SOURCE:
____________
Le choix stratégique de Jean-Luc Mélenchon suscite de nombreuses questions et inquiétudes : pourquoi décider de s'investir aux élections législatives dans une circonscription tenue par le PS alors que l'influence du FN grandit dans les quartiers nord ? A l'évidence, il s'agit d'un parachutage de confort, car au premier tour de l'élection présidentielle, le candidat de la France insoumise avait emporté une majorité de voix dans le centre-ville de Marseille. En revanche, il n'en est pas de même pour la 3è circonscription, laquelle a voté majoritairement pour Marine Le Pen au premier tour et lui a accordé près de la moitié des voix au second.

C'est l'arrondissement dont Stéphane Ravier est maire et sénateur à la fois, et où il a décidé de se présenter pour les législatives, préférant le siège de député à celui de sénateur. Le péril FN est donc le plus grave dans ces quartiers : Frais Vallon, La Rose, Château-Gombert, etc. Mais Jean-Luc Mélenchon préfère jouer la guerre de la gauche contre la gauche dans la 4è circonscription.

L'inversion des rôles

En 2012, alors qu'il menait sa campagne des législatives contre le FN à Hénin-Beaumont, il avait critiqué les parachutages de confort, et s'était targué de se lancer dans une entreprise difficile et dangereuse pour lui dans un bastion du FN. Or, aujourd'hui, il adopte précisément l'attitude de ceux qu'il critiquait hier, se comportant comme un baron de la IIIè République.

Cette fois-ci, il tient à obtenir son siège de député - car il avait subi un échec retentissant à Hénin-Beaumont - en se présentant dans une circonscription qu'il lui croit déjà acquise. De plus, puisqu'il se présente face à une figure historique de la gauche marseillaise, Patrick Mennucci, député sortant, il veut faire d'une victoire contre lui le signe que son mouvement dispose désormais du monopole de la gauche face au vieux PS.
____________
CONSIGNE 1: D'après le texte sur la candidature de Jean-Luc Mélenchon, quel député sortant affronte-t-il dans la 4è circonscription ?

DONNÉES FOURNIES:
____________
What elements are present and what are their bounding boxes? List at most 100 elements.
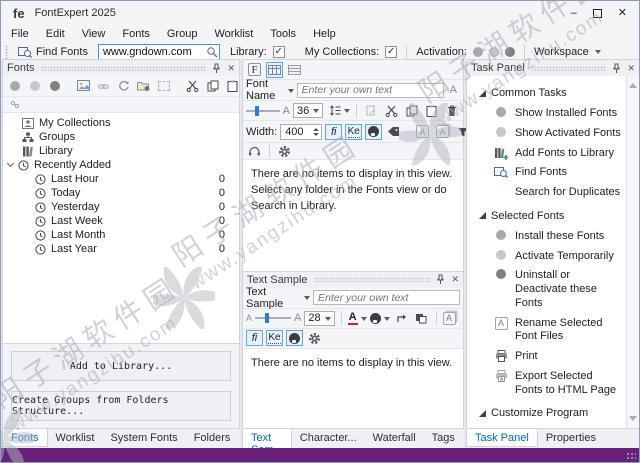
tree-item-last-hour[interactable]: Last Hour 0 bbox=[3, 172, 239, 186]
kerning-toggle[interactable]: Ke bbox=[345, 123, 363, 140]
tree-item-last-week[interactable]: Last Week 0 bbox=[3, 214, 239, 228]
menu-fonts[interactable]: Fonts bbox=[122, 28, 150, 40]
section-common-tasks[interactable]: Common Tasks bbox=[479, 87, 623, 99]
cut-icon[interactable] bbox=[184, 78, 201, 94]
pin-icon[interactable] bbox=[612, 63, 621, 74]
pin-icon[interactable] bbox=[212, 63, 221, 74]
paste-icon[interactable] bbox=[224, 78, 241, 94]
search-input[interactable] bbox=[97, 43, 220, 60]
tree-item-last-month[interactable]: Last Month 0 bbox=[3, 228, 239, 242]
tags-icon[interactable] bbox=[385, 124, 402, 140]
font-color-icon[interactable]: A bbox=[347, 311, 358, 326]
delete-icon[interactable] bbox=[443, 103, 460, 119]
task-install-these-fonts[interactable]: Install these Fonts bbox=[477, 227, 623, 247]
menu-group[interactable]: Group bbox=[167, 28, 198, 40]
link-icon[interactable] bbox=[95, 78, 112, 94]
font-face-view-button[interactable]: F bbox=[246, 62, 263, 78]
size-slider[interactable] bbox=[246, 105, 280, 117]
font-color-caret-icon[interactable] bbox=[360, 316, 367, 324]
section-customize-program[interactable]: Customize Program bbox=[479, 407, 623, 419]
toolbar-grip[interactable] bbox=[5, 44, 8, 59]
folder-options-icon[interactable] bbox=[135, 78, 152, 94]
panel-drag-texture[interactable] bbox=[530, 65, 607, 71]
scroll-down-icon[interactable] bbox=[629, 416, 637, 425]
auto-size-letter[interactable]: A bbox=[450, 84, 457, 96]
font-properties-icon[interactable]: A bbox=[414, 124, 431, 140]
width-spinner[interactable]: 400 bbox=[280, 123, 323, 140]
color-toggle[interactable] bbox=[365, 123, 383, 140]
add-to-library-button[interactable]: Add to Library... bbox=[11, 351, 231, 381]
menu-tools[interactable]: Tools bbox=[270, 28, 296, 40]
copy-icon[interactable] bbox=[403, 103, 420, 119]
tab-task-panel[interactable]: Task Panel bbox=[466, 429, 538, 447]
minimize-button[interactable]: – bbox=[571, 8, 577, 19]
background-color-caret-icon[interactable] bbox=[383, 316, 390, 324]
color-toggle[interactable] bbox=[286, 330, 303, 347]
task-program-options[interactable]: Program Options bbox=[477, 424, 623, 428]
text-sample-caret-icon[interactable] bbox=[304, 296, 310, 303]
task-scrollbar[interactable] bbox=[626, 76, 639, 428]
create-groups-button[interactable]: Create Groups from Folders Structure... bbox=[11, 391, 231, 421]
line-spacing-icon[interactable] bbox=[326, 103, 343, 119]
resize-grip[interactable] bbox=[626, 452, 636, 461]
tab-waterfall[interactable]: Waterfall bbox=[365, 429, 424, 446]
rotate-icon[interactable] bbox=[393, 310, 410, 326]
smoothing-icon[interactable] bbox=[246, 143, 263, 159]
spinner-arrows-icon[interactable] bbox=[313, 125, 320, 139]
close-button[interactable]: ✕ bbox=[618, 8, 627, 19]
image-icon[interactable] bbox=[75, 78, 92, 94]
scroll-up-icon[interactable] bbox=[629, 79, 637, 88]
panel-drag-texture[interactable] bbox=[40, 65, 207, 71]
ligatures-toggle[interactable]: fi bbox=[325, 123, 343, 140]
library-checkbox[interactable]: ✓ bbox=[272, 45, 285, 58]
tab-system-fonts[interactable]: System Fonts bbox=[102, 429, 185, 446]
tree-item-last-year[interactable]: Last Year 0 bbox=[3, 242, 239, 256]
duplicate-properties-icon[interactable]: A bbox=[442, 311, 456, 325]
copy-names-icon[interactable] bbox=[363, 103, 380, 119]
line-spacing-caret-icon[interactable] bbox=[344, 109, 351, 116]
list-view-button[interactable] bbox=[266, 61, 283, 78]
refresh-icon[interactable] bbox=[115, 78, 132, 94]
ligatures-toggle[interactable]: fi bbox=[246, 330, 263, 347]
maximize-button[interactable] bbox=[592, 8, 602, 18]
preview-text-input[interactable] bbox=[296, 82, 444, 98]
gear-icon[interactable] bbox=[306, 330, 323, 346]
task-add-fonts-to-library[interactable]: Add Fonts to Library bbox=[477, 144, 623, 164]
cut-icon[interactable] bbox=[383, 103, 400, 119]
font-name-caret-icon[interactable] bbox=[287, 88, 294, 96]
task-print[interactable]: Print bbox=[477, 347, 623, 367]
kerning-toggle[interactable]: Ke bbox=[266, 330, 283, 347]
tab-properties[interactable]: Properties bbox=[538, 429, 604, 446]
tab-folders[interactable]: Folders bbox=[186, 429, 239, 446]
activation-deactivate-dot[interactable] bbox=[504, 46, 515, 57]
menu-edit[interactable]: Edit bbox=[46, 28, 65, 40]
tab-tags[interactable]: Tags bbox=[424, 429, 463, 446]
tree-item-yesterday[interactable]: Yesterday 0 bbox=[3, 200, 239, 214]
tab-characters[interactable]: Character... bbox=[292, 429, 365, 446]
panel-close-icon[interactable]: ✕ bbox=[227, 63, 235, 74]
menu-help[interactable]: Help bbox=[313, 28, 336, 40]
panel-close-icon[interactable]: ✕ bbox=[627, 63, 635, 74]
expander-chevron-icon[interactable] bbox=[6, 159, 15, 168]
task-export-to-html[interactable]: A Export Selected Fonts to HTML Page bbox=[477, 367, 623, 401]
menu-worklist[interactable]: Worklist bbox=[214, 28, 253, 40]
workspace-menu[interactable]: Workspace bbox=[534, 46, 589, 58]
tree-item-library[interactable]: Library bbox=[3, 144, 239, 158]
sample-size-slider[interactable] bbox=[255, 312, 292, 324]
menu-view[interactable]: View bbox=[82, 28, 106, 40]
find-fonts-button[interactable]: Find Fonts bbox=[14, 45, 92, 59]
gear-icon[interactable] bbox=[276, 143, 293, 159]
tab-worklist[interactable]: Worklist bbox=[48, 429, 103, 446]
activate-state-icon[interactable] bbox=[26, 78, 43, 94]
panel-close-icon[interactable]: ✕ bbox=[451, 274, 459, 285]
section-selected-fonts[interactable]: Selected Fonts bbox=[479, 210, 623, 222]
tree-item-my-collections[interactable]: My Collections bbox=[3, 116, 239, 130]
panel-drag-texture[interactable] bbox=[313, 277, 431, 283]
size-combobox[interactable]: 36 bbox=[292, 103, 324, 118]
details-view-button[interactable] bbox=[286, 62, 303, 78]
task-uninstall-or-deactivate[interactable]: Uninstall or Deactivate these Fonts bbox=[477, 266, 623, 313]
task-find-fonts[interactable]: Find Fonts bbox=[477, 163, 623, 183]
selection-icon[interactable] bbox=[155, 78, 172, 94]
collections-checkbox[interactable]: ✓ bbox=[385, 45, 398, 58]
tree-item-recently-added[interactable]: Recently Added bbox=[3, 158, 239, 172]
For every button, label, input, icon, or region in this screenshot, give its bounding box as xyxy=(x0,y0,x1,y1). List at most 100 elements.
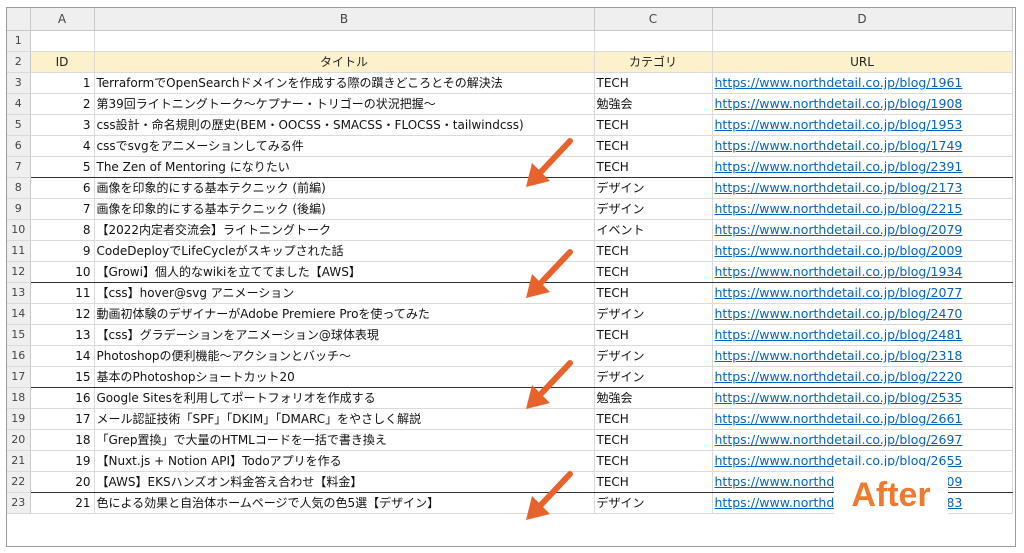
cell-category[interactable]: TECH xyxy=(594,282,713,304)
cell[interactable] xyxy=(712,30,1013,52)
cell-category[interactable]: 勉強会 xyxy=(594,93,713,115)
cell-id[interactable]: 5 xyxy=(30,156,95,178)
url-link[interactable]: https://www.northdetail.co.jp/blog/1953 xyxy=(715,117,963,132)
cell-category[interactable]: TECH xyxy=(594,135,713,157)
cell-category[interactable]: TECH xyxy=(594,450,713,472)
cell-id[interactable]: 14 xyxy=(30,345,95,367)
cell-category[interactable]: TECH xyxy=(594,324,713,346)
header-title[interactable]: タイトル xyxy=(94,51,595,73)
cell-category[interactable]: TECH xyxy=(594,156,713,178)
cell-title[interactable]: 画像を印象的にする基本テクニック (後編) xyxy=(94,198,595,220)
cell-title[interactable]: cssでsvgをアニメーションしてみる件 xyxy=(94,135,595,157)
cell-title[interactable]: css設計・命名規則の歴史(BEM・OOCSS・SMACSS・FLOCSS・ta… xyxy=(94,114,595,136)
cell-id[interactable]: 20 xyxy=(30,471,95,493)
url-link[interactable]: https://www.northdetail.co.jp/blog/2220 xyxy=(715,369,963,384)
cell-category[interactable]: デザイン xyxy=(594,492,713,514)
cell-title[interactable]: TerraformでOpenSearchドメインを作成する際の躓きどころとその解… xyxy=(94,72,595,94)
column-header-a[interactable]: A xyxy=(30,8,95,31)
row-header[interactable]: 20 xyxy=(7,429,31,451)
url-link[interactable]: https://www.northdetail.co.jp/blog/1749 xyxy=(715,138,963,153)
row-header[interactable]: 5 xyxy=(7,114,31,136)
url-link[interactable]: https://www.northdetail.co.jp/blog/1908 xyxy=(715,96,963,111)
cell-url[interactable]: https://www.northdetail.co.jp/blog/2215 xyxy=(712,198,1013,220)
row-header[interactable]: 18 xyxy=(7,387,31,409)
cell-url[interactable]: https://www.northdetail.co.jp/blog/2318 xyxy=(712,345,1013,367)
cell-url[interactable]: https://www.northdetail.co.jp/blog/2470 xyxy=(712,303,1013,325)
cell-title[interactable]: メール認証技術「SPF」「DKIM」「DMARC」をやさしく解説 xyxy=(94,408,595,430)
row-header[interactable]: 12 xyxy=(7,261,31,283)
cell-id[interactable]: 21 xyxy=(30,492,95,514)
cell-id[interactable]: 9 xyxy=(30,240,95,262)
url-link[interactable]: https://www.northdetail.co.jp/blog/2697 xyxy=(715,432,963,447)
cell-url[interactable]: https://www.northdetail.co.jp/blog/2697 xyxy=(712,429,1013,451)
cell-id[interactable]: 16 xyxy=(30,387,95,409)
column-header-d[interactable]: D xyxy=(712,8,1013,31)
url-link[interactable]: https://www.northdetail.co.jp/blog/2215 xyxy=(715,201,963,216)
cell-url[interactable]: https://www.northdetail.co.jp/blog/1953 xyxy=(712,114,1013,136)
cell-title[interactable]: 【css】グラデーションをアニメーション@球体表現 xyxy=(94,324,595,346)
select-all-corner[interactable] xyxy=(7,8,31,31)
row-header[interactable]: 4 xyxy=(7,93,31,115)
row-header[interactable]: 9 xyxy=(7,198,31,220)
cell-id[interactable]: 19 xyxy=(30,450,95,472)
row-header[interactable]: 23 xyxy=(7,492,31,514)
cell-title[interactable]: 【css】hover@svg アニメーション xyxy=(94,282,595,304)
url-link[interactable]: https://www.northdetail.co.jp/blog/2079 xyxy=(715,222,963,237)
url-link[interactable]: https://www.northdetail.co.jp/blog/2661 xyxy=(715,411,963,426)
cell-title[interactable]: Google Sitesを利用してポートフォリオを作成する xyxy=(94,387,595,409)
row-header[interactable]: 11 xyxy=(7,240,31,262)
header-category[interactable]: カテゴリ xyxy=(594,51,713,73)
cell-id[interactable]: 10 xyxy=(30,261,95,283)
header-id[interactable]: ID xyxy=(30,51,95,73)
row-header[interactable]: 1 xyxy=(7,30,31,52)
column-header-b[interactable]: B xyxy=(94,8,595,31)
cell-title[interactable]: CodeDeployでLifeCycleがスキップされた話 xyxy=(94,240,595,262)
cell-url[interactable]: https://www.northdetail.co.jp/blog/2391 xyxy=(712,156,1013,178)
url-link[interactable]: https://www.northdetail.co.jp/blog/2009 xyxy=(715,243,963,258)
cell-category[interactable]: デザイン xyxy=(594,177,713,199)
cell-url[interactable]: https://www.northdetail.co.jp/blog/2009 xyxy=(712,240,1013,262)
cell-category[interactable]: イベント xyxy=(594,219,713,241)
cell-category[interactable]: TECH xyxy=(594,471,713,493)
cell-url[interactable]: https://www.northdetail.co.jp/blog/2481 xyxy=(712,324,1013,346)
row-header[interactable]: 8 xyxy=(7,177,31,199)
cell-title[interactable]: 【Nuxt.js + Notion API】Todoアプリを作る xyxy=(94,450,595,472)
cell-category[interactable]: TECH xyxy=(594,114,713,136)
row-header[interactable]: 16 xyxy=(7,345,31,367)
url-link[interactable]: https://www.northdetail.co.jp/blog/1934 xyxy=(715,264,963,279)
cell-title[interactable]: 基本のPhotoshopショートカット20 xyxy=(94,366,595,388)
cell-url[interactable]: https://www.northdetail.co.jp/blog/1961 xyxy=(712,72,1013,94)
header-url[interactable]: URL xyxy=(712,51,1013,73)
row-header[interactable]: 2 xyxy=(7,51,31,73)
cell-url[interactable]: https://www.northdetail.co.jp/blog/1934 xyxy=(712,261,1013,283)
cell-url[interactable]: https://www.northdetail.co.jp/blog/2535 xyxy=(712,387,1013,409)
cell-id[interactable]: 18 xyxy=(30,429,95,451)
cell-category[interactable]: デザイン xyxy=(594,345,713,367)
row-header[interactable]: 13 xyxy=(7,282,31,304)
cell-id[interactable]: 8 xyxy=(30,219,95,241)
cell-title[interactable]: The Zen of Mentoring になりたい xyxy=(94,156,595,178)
____________
CONSIGNE 2: Dans les enregistrements, reproduisez les lignes en commençant par celle qui contient « tree-item-last-hour[interactable]: Last Hour » et en vous arrêtant après celle qui contient « copy-icon[interactable] bbox=[403, 103, 420, 119] ».

RÉSULTAT FINAL 1: Patrick Mennucci.

RÉSULTAT FINAL 2:
tree-item-last-hour[interactable]: Last Hour 0 bbox=[3, 172, 239, 186]
kerning-toggle[interactable]: Ke bbox=[345, 123, 363, 140]
tree-item-last-week[interactable]: Last Week 0 bbox=[3, 214, 239, 228]
menu-fonts[interactable]: Fonts bbox=[122, 28, 150, 40]
section-common-tasks[interactable]: Common Tasks bbox=[479, 87, 623, 99]
cut-icon[interactable] bbox=[184, 78, 201, 94]
pin-icon[interactable] bbox=[612, 63, 621, 74]
pin-icon[interactable] bbox=[212, 63, 221, 74]
paste-icon[interactable] bbox=[224, 78, 241, 94]
search-input[interactable] bbox=[97, 43, 220, 60]
tree-item-last-month[interactable]: Last Month 0 bbox=[3, 228, 239, 242]
tags-icon[interactable] bbox=[385, 124, 402, 140]
font-color-icon[interactable]: A bbox=[347, 311, 358, 326]
delete-icon[interactable] bbox=[443, 103, 460, 119]
task-install-these-fonts[interactable]: Install these Fonts bbox=[477, 227, 623, 247]
menu-group[interactable]: Group bbox=[167, 28, 198, 40]
link-icon[interactable] bbox=[95, 78, 112, 94]
font-face-view-button[interactable]: F bbox=[246, 62, 263, 78]
size-slider[interactable] bbox=[246, 105, 280, 117]
font-color-caret-icon[interactable] bbox=[360, 316, 367, 324]
section-customize-program[interactable]: Customize Program bbox=[479, 407, 623, 419]
toolbar-grip[interactable] bbox=[5, 44, 8, 59]
folder-options-icon[interactable] bbox=[135, 78, 152, 94]
panel-drag-texture[interactable] bbox=[530, 65, 607, 71]
scroll-down-icon[interactable] bbox=[629, 416, 637, 425]
auto-size-letter[interactable]: A bbox=[450, 84, 457, 96]
font-properties-icon[interactable]: A bbox=[414, 124, 431, 140]
width-spinner[interactable]: 400 bbox=[280, 123, 323, 140]
color-toggle[interactable] bbox=[365, 123, 383, 140]
add-to-library-button[interactable]: Add to Library... bbox=[11, 351, 231, 381]
menu-tools[interactable]: Tools bbox=[270, 28, 296, 40]
copy-icon[interactable] bbox=[403, 103, 420, 119]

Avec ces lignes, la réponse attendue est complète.